(Stored items from a collection)

(begin)

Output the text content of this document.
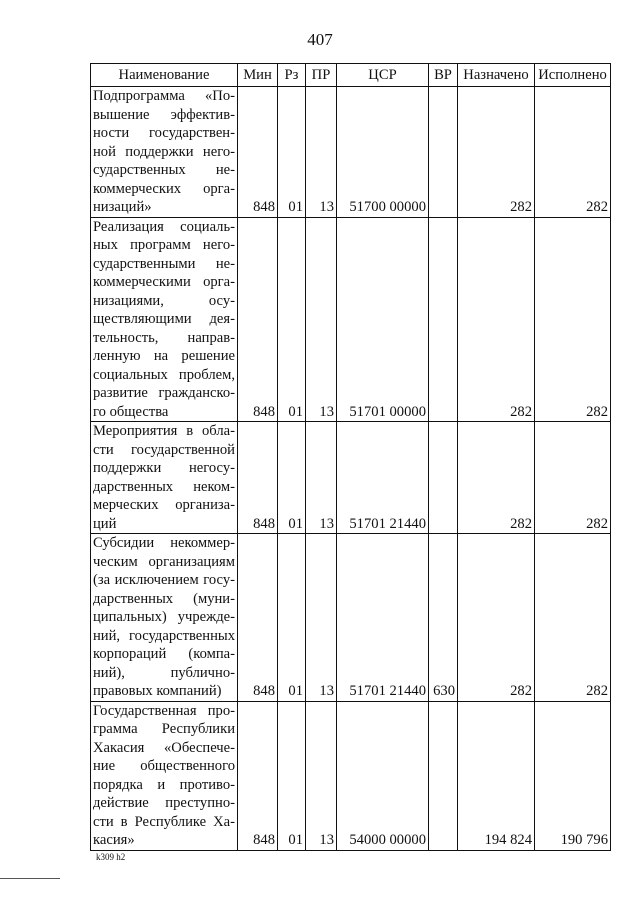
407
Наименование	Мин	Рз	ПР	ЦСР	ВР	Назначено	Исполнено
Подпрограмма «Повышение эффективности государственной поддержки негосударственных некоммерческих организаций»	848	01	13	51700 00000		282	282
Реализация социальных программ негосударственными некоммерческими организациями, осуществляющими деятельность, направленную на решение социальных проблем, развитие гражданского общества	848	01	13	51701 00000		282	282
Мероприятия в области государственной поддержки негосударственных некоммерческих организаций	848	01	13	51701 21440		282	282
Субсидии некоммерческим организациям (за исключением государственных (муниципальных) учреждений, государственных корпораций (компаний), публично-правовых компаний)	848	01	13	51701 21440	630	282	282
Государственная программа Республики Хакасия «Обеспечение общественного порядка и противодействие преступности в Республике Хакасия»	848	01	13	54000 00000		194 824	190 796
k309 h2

(end)

▶ To do: In the lines above, find each one with "поддержки" and list it.

▶ Problem solution:
Подпрограмма «Повышение эффективности государственной поддержки негосударственных некоммерческих организаций»	848	01	13	51700 00000		282	282
Мероприятия в области государственной поддержки негосударственных некоммерческих организаций	848	01	13	51701 21440		282	282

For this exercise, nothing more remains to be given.